▶ **LISTED RECORDS**
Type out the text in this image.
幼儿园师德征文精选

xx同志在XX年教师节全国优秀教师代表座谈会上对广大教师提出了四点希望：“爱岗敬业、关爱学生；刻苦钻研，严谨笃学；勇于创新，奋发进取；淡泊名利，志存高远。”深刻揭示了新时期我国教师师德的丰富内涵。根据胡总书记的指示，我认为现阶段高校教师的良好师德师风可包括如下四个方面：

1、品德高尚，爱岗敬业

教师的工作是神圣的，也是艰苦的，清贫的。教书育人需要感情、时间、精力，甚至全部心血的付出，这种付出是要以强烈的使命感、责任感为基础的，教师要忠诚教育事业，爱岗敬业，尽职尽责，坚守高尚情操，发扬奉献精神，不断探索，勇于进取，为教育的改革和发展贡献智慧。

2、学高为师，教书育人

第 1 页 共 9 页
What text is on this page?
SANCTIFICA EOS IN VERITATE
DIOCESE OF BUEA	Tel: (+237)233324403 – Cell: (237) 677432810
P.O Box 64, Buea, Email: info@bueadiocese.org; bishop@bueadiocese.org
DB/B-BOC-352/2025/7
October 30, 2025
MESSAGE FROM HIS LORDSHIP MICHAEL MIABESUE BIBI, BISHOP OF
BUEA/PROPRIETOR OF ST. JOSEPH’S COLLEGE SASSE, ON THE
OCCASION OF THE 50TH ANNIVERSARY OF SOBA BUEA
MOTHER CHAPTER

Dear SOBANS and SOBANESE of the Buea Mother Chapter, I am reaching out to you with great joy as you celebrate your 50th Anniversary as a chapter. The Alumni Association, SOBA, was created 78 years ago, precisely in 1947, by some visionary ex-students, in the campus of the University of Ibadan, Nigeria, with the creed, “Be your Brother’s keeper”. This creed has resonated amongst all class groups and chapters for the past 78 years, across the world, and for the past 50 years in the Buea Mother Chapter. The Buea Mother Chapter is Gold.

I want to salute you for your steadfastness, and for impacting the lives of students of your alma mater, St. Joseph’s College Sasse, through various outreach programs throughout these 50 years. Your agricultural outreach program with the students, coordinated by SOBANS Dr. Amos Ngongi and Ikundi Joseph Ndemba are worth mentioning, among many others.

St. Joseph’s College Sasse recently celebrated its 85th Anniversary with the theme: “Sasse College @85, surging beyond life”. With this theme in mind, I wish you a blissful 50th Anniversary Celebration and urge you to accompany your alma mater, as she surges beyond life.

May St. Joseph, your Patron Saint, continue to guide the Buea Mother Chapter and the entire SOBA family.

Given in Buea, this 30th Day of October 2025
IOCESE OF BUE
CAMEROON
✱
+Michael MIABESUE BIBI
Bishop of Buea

▶ **EXERCISE BRIEF**
Exactly reproduce the material above.

▶ **THE OUTPUT**
Type out the text in this image.
幼儿园师德征文精选

xx同志在XX年教师节全国优秀教师代表座谈会上对广大教师提出了四点希望：“爱岗敬业、关爱学生；刻苦钻研，严谨笃学；勇于创新，奋发进取；淡泊名利，志存高远。”深刻揭示了新时期我国教师师德的丰富内涵。根据胡总书记的指示，我认为现阶段高校教师的良好师德师风可包括如下四个方面：

1、品德高尚，爱岗敬业

教师的工作是神圣的，也是艰苦的，清贫的。教书育人需要感情、时间、精力，甚至全部心血的付出，这种付出是要以强烈的使命感、责任感为基础的，教师要忠诚教育事业，爱岗敬业，尽职尽责，坚守高尚情操，发扬奉献精神，不断探索，勇于进取，为教育的改革和发展贡献智慧。

2、学高为师，教书育人

第 1 页 共 9 页
What text is on this page?
SANCTIFICA EOS IN VERITATE
DIOCESE OF BUEA	Tel: (+237)233324403 – Cell: (237) 677432810
P.O Box 64, Buea, Email: info@bueadiocese.org; bishop@bueadiocese.org
DB/B-BOC-352/2025/7
October 30, 2025
MESSAGE FROM HIS LORDSHIP MICHAEL MIABESUE BIBI, BISHOP OF
BUEA/PROPRIETOR OF ST. JOSEPH’S COLLEGE SASSE, ON THE
OCCASION OF THE 50TH ANNIVERSARY OF SOBA BUEA
MOTHER CHAPTER

Dear SOBANS and SOBANESE of the Buea Mother Chapter, I am reaching out to you with great joy as you celebrate your 50th Anniversary as a chapter. The Alumni Association, SOBA, was created 78 years ago, precisely in 1947, by some visionary ex-students, in the campus of the University of Ibadan, Nigeria, with the creed, “Be your Brother’s keeper”. This creed has resonated amongst all class groups and chapters for the past 78 years, across the world, and for the past 50 years in the Buea Mother Chapter. The Buea Mother Chapter is Gold.

I want to salute you for your steadfastness, and for impacting the lives of students of your alma mater, St. Joseph’s College Sasse, through various outreach programs throughout these 50 years. Your agricultural outreach program with the students, coordinated by SOBANS Dr. Amos Ngongi and Ikundi Joseph Ndemba are worth mentioning, among many others.

St. Joseph’s College Sasse recently celebrated its 85th Anniversary with the theme: “Sasse College @85, surging beyond life”. With this theme in mind, I wish you a blissful 50th Anniversary Celebration and urge you to accompany your alma mater, as she surges beyond life.

May St. Joseph, your Patron Saint, continue to guide the Buea Mother Chapter and the entire SOBA family.

Given in Buea, this 30th Day of October 2025
IOCESE OF BUE
CAMEROON
✱
+Michael MIABESUE BIBI
Bishop of Buea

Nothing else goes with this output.